_Exercise goal_
Wherever the word "colaboradoras" appears in a line, extract that line.

_Provided material_
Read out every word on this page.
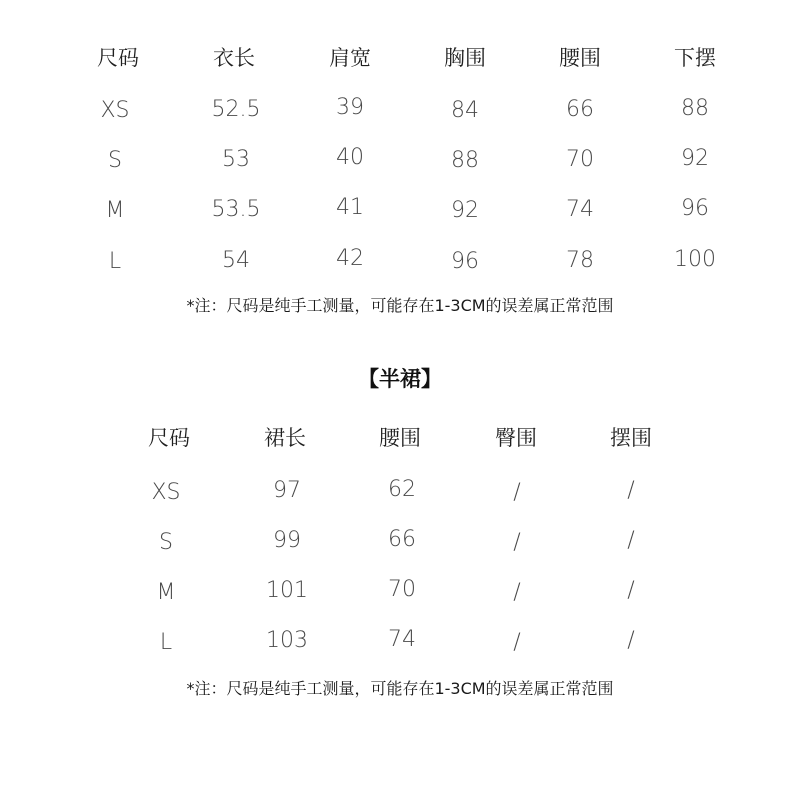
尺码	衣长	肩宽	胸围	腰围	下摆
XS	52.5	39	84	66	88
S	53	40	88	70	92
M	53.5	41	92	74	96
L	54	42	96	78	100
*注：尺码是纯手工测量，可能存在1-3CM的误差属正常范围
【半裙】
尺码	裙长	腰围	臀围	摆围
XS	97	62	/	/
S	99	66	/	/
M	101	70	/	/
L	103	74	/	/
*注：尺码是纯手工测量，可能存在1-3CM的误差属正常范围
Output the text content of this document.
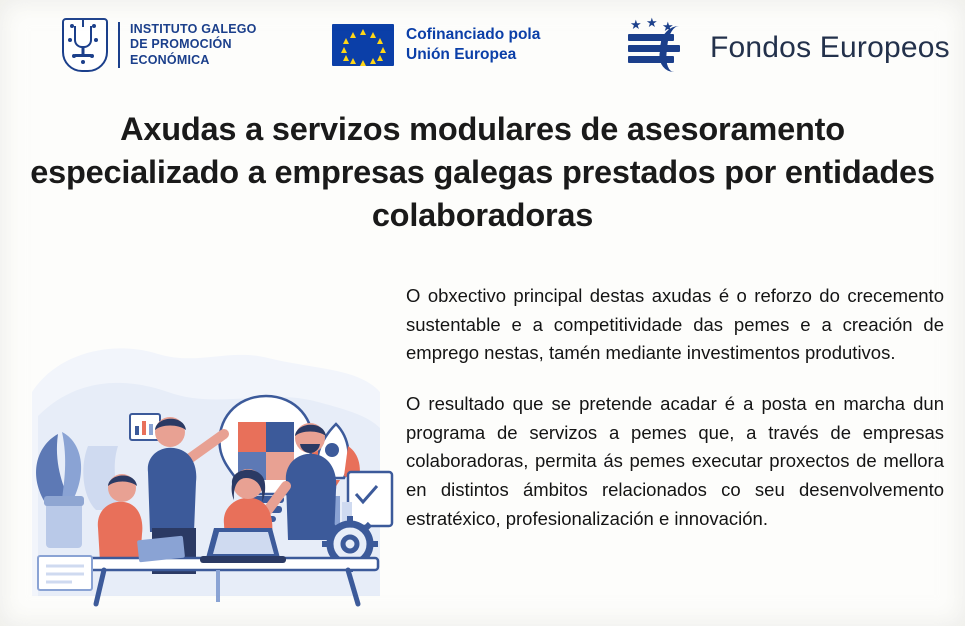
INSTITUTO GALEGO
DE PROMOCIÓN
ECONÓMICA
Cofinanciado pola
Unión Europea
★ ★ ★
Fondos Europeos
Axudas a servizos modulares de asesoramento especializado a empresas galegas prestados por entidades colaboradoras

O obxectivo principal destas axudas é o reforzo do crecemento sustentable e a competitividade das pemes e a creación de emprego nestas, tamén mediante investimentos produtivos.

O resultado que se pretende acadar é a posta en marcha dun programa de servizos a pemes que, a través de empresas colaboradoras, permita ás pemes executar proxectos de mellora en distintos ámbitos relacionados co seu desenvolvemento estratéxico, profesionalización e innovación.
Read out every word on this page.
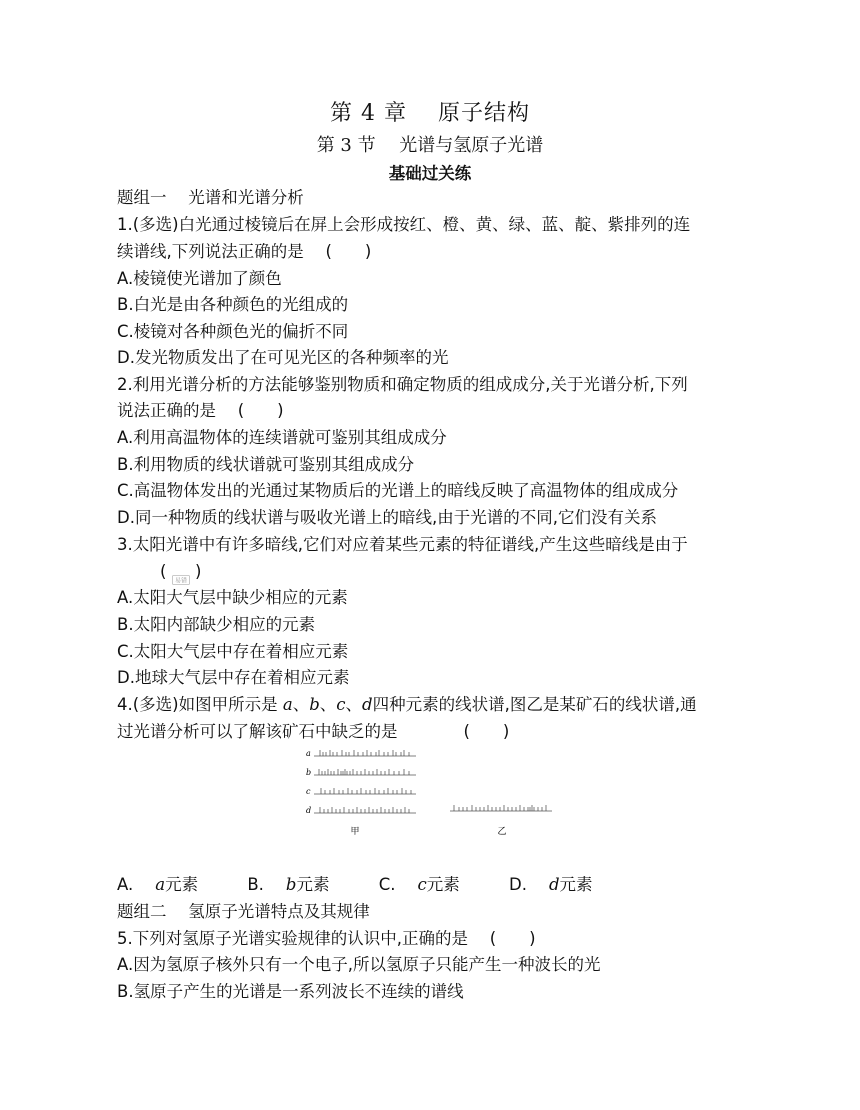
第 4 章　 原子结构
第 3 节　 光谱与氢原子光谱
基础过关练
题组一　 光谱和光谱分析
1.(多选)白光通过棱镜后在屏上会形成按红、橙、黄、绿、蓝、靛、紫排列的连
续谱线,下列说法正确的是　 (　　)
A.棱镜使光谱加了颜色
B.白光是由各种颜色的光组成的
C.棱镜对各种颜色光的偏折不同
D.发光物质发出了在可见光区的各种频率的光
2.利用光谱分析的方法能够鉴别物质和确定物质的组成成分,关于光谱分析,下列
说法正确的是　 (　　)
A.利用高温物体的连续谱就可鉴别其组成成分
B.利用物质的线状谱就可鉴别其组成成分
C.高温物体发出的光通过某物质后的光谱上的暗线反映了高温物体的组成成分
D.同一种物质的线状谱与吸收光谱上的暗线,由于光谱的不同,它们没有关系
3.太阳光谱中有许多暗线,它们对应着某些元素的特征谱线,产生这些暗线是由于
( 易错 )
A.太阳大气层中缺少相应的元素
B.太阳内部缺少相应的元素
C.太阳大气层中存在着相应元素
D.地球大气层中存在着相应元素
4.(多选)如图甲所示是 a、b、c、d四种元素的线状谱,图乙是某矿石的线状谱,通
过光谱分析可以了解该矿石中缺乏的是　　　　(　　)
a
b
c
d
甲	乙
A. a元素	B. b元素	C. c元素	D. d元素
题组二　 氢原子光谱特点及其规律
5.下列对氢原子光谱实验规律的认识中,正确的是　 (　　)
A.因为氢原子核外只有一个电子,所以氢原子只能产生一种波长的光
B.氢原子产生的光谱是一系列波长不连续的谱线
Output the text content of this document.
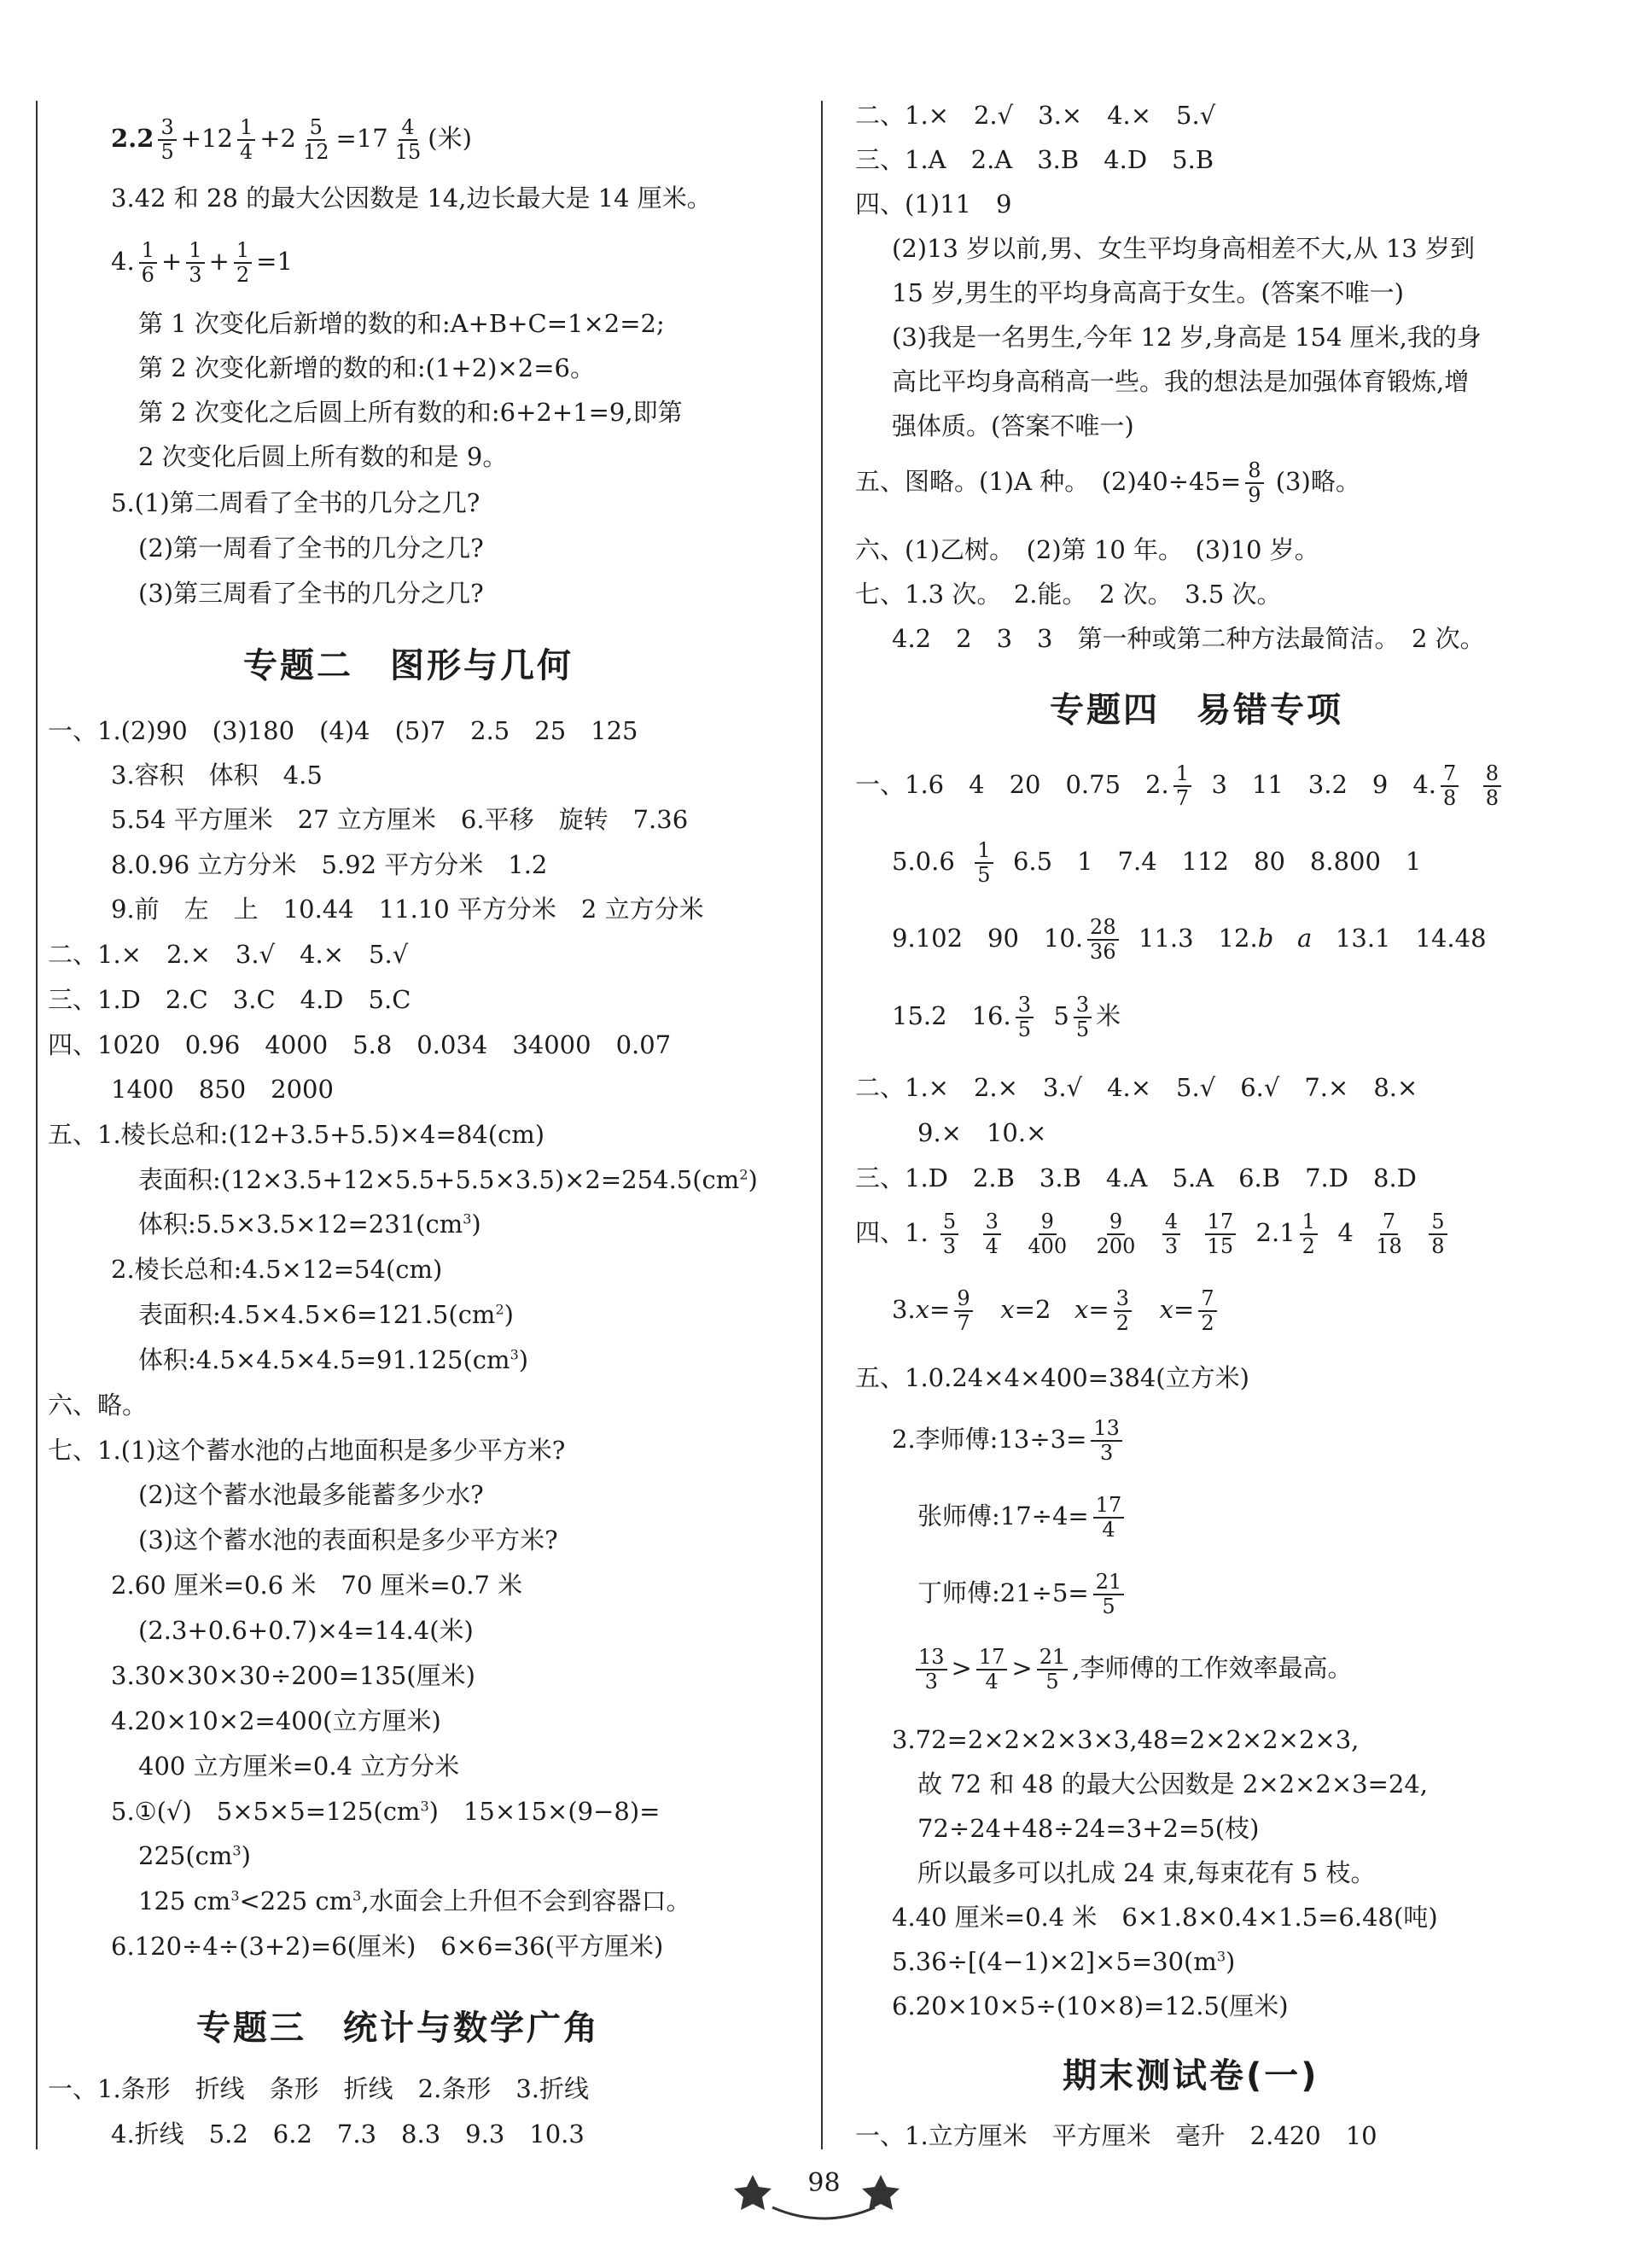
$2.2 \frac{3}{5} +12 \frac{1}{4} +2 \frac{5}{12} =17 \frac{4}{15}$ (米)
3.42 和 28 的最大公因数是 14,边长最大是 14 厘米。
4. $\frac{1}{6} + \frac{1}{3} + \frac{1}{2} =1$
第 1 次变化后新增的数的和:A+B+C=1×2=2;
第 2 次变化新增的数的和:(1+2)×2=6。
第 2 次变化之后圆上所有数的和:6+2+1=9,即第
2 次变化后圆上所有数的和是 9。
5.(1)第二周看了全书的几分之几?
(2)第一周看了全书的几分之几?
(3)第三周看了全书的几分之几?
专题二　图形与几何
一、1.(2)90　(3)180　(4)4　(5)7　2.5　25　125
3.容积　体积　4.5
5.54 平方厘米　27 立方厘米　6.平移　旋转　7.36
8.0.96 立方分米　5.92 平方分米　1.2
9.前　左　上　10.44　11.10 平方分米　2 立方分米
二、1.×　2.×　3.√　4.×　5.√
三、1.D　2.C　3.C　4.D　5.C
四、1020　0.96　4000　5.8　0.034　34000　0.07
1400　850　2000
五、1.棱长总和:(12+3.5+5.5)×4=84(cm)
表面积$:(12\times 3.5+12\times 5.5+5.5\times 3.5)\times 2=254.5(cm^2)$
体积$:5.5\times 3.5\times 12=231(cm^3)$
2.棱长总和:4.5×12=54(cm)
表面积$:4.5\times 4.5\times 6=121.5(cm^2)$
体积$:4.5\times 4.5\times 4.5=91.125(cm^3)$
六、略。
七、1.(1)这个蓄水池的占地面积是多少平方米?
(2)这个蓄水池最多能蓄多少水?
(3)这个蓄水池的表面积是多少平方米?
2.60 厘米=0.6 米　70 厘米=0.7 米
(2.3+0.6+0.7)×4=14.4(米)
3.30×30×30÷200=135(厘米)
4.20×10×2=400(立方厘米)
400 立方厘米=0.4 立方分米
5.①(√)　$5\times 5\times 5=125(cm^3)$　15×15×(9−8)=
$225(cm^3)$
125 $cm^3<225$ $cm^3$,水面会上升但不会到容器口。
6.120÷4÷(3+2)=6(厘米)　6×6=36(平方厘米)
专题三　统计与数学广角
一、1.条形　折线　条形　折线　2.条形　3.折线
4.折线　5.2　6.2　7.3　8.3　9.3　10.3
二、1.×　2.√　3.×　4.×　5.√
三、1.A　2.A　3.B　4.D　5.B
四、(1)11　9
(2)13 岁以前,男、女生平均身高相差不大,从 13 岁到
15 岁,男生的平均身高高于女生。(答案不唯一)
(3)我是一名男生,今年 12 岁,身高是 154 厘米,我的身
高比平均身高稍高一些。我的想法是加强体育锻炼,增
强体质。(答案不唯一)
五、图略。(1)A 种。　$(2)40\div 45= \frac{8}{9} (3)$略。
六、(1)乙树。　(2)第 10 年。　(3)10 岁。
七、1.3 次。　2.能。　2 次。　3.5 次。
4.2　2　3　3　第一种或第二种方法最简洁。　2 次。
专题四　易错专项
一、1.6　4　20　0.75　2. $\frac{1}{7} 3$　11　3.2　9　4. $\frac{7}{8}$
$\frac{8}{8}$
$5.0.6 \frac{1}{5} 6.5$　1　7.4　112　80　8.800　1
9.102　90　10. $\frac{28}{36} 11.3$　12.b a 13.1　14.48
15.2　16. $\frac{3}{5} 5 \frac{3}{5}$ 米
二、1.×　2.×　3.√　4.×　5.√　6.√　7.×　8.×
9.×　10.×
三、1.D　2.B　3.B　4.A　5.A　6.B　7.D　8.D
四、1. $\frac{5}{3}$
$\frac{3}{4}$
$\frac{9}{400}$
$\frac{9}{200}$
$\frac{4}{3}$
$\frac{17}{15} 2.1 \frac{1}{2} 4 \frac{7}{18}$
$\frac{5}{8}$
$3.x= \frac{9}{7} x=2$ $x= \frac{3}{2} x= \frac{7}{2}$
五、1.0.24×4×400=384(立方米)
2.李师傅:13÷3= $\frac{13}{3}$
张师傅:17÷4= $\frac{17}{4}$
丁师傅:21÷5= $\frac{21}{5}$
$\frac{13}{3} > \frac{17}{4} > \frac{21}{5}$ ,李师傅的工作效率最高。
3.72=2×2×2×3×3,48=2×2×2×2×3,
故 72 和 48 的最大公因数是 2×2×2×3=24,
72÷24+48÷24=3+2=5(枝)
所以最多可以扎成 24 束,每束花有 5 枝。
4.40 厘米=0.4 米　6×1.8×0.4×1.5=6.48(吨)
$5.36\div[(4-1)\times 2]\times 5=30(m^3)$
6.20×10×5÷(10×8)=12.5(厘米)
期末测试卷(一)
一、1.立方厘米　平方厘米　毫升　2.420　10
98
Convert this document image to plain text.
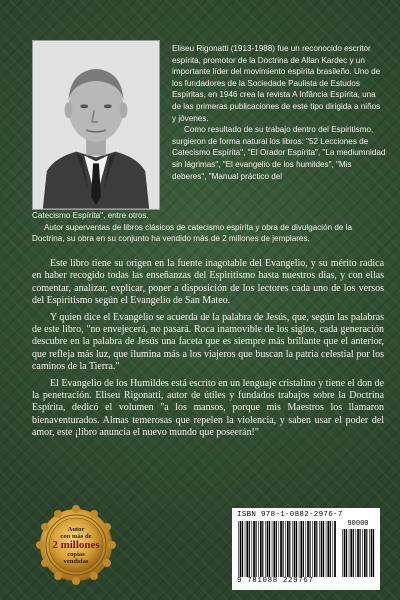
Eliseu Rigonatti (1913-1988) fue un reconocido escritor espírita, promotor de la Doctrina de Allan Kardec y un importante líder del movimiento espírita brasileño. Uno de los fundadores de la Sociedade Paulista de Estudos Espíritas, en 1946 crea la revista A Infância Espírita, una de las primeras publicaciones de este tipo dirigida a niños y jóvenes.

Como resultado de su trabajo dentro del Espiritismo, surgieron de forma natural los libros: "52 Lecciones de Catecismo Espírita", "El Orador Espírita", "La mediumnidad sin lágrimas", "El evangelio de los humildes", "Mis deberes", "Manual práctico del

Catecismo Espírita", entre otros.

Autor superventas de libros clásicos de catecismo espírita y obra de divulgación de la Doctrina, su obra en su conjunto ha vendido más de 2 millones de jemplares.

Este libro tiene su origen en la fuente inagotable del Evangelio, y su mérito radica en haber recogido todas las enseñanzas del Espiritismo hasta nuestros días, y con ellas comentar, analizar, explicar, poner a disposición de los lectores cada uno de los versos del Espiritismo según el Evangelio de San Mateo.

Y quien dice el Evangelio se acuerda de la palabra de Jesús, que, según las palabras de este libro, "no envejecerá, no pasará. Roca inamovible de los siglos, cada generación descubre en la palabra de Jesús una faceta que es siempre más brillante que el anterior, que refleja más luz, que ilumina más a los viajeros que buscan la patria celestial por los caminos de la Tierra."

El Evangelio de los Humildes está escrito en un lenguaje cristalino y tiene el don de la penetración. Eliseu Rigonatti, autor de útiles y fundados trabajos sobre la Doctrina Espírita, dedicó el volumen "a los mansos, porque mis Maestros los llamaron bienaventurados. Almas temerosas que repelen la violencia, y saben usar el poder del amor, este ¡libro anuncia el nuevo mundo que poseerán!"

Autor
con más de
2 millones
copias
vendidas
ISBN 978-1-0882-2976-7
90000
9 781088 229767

_Answer for the task_
Axudas a servizos modulares de asesoramento especializado a empresas galegas prestados por entidades colaboradoras
O resultado que se pretende acadar é a posta en marcha dun programa de servizos a pemes que, a través de empresas colaboradoras, permita ás pemes executar proxectos de mellora en distintos ámbitos relacionados co seu desenvolvemento estratéxico, profesionalización e innovación.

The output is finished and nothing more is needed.